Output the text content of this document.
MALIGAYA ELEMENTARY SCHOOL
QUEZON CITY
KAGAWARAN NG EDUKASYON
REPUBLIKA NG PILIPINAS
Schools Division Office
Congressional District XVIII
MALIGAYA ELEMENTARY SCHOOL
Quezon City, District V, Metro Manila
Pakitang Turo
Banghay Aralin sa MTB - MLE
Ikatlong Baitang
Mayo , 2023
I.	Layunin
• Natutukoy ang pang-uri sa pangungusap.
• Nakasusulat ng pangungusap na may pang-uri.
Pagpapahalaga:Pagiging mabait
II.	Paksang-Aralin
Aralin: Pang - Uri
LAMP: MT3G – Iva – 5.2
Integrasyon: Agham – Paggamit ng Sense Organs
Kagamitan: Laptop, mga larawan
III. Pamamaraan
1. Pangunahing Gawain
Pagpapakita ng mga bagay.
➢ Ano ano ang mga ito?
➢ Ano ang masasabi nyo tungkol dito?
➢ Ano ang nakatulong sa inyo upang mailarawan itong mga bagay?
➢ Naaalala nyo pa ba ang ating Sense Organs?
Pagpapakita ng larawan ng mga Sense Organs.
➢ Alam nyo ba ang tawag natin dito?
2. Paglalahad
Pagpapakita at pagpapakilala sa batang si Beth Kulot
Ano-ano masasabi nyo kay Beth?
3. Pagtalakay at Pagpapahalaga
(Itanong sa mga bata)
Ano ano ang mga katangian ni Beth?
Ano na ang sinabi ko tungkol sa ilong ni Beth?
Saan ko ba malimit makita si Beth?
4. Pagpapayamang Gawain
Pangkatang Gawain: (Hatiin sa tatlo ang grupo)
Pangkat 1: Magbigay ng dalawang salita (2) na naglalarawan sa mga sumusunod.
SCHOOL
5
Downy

-=-=-

• **Task to complete**: Identify every line holding the word "tungkol" and copy it out.

• **Answer to this exercise**:
➢ Ano ang masasabi nyo tungkol dito?
Ano na ang sinabi ko tungkol sa ilong ni Beth?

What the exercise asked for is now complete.